→ PROVIDED RECORDS

┌──

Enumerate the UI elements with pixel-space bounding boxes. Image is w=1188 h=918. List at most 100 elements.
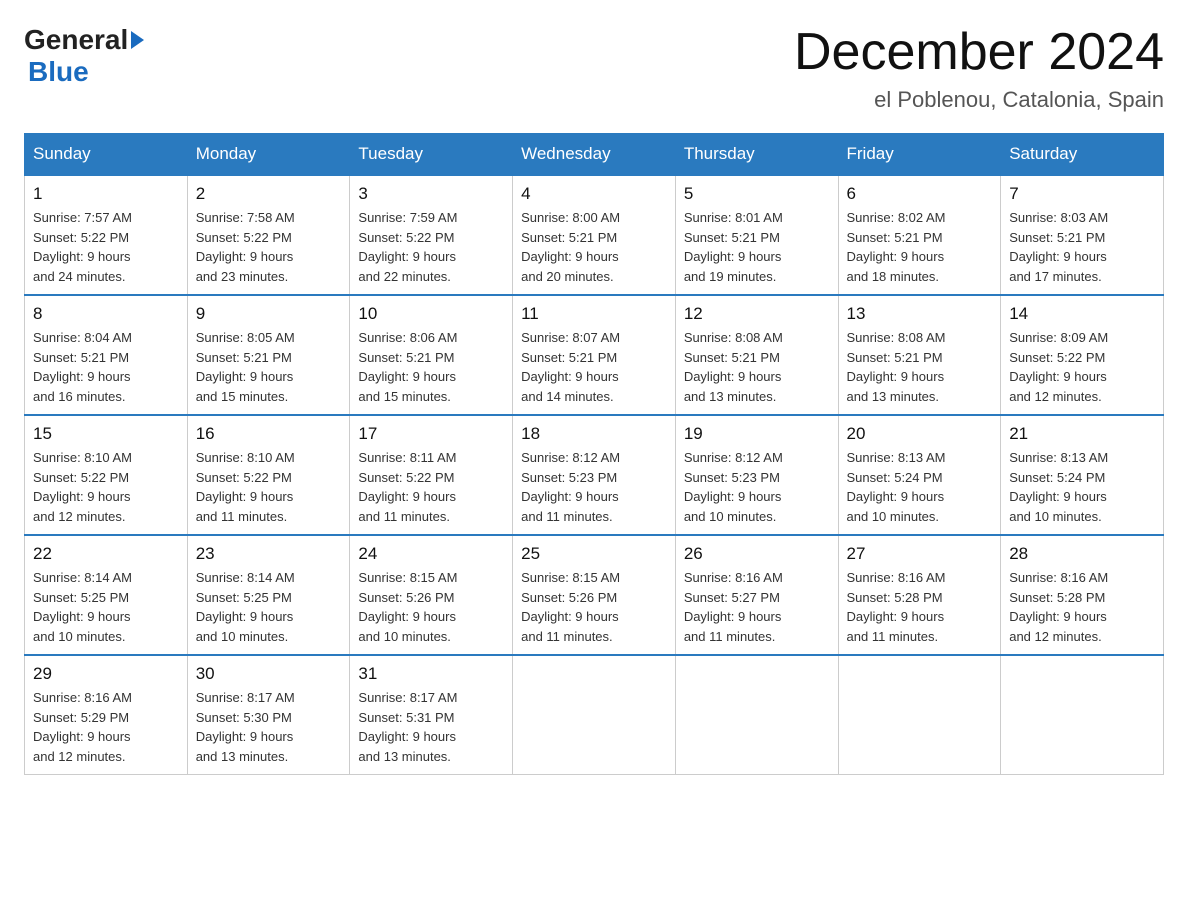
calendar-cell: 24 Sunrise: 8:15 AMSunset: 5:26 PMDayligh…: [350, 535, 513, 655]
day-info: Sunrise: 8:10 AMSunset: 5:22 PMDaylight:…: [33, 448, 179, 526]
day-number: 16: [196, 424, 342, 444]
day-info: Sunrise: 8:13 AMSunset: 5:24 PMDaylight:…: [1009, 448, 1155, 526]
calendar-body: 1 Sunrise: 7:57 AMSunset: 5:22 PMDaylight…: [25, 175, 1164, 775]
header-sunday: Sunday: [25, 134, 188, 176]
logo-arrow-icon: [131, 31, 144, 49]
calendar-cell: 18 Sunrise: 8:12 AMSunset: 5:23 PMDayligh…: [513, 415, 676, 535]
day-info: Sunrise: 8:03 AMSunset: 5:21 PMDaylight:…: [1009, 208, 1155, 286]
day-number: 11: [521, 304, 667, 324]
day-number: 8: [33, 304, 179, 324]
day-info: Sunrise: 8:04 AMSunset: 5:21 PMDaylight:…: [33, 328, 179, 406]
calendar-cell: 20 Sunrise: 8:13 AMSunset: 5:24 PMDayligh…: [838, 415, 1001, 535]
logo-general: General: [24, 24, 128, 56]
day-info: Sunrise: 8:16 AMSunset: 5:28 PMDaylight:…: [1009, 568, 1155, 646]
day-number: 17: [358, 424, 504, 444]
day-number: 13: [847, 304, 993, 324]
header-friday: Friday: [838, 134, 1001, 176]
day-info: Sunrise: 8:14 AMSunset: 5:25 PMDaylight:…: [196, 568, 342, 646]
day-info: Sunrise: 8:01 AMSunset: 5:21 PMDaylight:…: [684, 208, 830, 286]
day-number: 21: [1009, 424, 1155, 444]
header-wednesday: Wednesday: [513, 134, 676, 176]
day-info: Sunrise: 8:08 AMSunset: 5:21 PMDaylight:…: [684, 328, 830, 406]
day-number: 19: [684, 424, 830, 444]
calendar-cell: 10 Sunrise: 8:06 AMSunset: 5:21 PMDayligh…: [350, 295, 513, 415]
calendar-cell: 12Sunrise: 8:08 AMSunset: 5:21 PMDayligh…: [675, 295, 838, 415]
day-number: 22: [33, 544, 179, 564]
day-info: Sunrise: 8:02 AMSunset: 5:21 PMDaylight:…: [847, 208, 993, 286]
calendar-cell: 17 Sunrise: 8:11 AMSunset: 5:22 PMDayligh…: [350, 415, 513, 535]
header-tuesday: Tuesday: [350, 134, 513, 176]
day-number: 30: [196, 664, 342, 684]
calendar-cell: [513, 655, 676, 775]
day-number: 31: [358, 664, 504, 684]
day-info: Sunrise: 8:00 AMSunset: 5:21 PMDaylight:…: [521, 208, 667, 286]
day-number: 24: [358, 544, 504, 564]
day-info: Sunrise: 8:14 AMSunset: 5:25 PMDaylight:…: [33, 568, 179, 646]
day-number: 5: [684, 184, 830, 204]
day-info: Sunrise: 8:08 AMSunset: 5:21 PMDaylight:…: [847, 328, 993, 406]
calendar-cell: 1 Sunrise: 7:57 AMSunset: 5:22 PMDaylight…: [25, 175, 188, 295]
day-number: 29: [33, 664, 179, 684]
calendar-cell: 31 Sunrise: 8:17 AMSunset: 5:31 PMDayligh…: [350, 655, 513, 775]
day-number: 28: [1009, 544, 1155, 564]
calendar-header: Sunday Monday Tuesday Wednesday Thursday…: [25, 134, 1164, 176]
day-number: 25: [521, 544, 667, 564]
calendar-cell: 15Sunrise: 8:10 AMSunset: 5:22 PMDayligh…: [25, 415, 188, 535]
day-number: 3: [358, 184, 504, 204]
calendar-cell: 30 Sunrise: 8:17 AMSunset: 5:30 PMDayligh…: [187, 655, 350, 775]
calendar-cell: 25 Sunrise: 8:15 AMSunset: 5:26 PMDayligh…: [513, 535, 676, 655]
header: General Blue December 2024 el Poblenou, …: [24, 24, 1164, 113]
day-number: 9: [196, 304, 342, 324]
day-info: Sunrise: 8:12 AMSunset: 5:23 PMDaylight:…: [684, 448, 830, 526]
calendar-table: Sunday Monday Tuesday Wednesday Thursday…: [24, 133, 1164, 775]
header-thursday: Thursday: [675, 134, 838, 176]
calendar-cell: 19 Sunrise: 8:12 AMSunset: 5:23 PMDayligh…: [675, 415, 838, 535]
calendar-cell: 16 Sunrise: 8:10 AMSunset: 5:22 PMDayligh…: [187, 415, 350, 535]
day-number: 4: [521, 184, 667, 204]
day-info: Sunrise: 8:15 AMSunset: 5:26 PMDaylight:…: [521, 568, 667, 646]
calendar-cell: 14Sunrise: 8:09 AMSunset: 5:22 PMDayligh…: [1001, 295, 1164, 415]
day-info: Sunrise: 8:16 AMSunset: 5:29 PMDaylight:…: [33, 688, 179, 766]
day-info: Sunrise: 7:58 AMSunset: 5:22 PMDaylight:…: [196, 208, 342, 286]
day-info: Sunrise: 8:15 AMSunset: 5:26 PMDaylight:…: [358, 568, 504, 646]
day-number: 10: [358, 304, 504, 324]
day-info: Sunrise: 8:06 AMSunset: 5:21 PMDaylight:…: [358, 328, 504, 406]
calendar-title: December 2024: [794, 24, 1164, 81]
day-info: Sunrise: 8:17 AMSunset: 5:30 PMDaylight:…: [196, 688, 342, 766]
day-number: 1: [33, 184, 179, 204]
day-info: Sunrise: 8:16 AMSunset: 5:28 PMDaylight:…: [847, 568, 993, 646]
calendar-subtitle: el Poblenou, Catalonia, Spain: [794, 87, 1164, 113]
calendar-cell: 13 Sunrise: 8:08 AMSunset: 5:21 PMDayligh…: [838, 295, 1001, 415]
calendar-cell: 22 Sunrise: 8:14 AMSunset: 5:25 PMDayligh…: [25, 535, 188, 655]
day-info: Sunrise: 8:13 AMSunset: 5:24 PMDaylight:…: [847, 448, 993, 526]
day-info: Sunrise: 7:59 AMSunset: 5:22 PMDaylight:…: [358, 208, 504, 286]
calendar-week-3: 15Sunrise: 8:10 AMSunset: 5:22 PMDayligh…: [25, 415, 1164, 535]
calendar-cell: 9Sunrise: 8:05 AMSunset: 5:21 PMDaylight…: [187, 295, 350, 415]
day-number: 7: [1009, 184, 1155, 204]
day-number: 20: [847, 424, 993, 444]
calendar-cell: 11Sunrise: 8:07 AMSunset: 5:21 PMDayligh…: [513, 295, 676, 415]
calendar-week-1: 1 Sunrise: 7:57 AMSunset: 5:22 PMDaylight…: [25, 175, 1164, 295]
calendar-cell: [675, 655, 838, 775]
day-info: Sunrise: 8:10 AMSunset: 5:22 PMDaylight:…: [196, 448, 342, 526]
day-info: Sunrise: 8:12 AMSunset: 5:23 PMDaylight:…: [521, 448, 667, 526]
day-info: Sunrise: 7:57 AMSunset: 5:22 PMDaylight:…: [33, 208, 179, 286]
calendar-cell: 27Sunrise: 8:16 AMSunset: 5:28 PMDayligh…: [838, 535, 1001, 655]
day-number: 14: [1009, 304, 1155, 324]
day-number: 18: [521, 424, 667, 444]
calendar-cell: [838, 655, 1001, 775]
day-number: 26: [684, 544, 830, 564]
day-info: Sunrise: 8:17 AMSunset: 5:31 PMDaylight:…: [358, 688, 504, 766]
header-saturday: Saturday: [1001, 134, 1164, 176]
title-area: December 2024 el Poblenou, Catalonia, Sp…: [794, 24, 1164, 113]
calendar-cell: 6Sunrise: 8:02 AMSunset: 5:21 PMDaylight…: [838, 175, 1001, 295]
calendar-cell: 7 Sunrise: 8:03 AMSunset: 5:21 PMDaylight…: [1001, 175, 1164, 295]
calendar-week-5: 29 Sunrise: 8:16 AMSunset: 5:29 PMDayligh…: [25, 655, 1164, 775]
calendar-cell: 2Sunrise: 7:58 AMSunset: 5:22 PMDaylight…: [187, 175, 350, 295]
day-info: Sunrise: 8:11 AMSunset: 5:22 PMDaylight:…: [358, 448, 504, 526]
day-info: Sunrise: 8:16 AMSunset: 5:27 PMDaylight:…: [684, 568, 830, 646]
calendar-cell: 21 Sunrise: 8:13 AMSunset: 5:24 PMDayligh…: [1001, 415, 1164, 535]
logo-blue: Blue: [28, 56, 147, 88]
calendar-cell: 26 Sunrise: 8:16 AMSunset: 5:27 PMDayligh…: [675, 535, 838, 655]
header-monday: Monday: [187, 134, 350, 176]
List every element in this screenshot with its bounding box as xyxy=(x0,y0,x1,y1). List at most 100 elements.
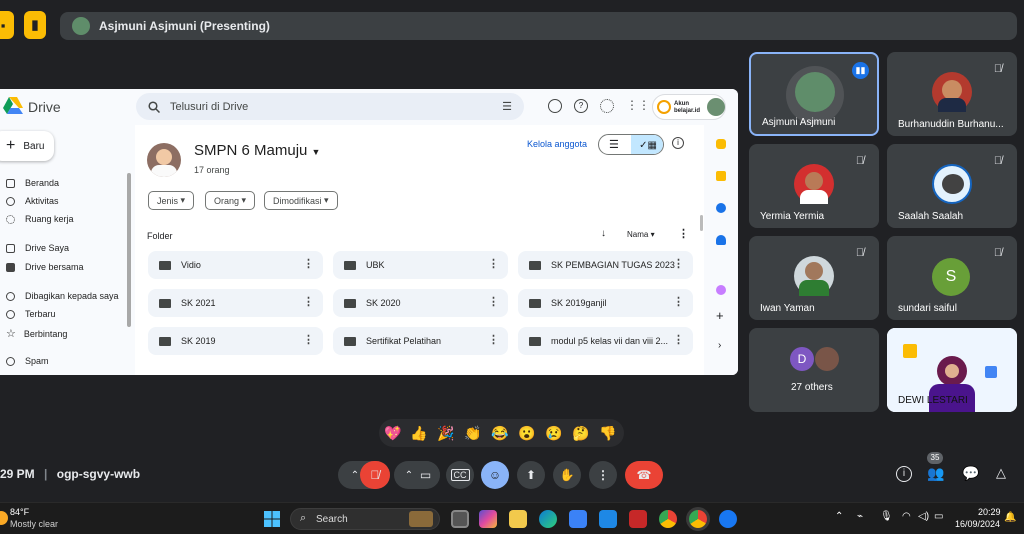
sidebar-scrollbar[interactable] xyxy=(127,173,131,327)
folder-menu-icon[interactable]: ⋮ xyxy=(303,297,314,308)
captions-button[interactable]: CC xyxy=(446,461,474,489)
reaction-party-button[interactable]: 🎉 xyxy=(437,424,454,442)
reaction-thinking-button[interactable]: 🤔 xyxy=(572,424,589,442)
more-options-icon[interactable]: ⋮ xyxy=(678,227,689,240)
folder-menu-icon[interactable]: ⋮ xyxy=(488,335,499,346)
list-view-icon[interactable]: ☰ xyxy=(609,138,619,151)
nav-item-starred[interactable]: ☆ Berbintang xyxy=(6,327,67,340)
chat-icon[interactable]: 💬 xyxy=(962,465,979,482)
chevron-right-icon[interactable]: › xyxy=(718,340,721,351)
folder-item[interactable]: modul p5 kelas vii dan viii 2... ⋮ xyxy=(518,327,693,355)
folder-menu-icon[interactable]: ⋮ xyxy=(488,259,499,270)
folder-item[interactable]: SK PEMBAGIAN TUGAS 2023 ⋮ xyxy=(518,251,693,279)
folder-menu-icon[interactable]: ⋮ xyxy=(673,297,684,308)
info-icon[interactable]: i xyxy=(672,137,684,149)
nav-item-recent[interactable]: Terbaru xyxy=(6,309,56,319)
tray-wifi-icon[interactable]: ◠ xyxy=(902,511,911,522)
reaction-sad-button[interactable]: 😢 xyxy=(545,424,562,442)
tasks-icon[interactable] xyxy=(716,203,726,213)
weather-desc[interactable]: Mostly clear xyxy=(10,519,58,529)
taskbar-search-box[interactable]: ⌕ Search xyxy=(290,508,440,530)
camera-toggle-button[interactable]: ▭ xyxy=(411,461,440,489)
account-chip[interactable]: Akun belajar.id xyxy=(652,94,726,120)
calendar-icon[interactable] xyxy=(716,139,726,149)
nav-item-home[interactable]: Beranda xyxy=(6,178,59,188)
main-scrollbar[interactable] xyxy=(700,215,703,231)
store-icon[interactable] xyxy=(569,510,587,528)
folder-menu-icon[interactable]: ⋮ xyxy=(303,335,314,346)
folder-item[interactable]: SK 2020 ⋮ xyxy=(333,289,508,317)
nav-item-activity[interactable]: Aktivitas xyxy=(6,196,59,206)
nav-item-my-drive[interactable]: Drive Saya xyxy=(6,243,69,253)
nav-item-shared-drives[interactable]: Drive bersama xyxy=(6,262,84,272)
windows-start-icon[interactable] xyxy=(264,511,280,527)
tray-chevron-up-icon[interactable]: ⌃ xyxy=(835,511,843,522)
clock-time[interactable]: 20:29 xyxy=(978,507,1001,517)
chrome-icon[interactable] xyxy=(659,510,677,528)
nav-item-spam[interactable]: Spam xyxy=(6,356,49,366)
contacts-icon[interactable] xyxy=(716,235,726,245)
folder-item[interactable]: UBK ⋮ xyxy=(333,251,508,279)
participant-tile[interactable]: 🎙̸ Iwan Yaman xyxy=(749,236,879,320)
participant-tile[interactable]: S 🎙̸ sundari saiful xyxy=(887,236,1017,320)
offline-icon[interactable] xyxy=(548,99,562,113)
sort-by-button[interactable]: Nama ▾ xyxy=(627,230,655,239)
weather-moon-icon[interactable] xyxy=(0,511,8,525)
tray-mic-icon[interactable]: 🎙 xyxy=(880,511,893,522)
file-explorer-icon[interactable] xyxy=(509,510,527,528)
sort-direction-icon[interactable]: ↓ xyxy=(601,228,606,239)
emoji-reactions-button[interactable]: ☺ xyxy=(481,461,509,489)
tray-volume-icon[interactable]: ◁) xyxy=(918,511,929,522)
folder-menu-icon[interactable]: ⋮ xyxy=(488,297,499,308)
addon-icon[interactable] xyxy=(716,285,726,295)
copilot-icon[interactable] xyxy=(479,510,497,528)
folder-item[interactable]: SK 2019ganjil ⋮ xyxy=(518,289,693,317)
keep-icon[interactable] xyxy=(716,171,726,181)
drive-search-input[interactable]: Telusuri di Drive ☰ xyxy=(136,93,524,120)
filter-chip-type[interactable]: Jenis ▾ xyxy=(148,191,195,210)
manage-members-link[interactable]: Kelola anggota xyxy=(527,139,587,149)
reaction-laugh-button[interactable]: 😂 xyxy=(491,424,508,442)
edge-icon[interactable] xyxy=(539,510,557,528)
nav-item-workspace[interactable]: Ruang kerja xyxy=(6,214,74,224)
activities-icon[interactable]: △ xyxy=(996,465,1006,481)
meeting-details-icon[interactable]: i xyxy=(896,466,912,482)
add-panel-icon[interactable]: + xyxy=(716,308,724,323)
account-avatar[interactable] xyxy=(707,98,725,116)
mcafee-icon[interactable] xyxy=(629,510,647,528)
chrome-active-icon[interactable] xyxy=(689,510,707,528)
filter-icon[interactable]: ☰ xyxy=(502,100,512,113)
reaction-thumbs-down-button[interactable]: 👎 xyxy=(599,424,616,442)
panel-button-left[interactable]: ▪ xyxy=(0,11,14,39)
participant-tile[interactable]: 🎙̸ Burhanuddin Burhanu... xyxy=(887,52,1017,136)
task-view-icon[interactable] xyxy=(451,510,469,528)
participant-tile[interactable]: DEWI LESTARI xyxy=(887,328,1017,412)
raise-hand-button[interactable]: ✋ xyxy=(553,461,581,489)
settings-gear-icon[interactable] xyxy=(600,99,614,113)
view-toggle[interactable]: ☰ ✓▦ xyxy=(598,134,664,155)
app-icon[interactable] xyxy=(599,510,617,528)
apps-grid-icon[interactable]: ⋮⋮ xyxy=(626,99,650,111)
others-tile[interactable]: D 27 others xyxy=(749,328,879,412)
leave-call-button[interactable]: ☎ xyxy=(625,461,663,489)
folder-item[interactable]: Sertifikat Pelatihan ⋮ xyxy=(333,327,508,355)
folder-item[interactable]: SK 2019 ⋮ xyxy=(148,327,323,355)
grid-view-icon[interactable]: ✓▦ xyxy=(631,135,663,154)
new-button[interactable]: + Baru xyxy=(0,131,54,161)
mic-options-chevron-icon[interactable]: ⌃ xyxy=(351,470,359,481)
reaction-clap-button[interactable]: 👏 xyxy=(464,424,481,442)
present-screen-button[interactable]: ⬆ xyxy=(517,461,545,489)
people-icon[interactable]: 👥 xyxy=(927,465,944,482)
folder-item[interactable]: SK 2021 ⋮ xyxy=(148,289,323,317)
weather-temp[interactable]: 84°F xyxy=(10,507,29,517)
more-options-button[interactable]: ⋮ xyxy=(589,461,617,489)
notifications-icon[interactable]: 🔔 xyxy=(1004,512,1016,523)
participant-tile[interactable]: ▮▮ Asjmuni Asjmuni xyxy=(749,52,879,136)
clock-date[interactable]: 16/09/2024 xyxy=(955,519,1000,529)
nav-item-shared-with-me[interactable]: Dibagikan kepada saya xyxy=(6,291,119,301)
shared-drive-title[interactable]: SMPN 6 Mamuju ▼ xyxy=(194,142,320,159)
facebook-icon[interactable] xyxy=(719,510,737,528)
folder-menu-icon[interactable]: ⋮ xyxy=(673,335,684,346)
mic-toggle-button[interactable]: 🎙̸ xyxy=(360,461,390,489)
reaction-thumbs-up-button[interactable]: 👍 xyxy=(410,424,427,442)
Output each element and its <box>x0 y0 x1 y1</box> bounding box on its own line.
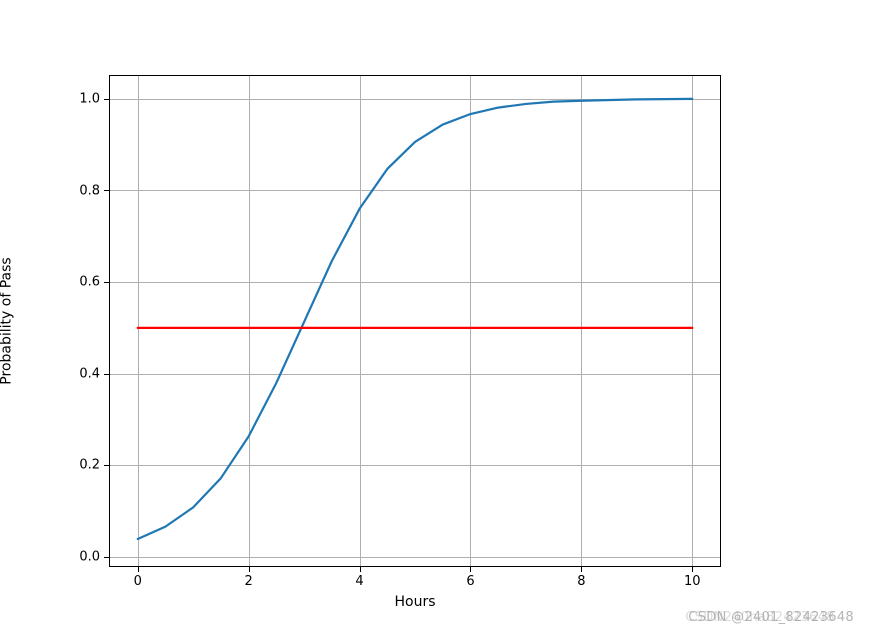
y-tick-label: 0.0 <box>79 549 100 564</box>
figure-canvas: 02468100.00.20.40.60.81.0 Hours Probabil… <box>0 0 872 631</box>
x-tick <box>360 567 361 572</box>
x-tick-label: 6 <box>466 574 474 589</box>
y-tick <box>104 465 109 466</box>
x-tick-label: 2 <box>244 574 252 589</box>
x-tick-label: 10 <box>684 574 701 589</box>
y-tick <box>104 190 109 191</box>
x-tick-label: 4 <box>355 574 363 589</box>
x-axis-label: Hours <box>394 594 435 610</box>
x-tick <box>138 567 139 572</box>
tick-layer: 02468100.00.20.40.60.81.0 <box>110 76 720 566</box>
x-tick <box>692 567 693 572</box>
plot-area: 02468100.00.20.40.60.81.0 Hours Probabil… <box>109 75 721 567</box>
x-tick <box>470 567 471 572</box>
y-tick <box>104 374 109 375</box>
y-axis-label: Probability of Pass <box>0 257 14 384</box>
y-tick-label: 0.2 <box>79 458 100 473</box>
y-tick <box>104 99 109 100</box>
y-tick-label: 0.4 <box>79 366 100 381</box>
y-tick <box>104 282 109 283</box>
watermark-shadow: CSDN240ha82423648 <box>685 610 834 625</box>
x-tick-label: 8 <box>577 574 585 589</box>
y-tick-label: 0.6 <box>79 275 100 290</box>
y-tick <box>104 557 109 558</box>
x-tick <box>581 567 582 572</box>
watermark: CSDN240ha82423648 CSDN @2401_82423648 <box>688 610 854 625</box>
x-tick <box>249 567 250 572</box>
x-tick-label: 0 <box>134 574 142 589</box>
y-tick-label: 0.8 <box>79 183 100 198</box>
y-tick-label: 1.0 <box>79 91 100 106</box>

└──

Copy everything from the line containing "y-tick-label: 0.0 <box>79 549 100 564</box>" down to the line containing "y-tick <box>104 465 109 466</box>", keeping each line unchanged.

y-tick-label: 0.0 <box>79 549 100 564</box>
figure-canvas: 02468100.00.20.40.60.81.0 Hours Probabil… <box>0 0 872 631</box>
x-tick <box>360 567 361 572</box>
x-tick-label: 6 <box>466 574 474 589</box>
y-tick <box>104 465 109 466</box>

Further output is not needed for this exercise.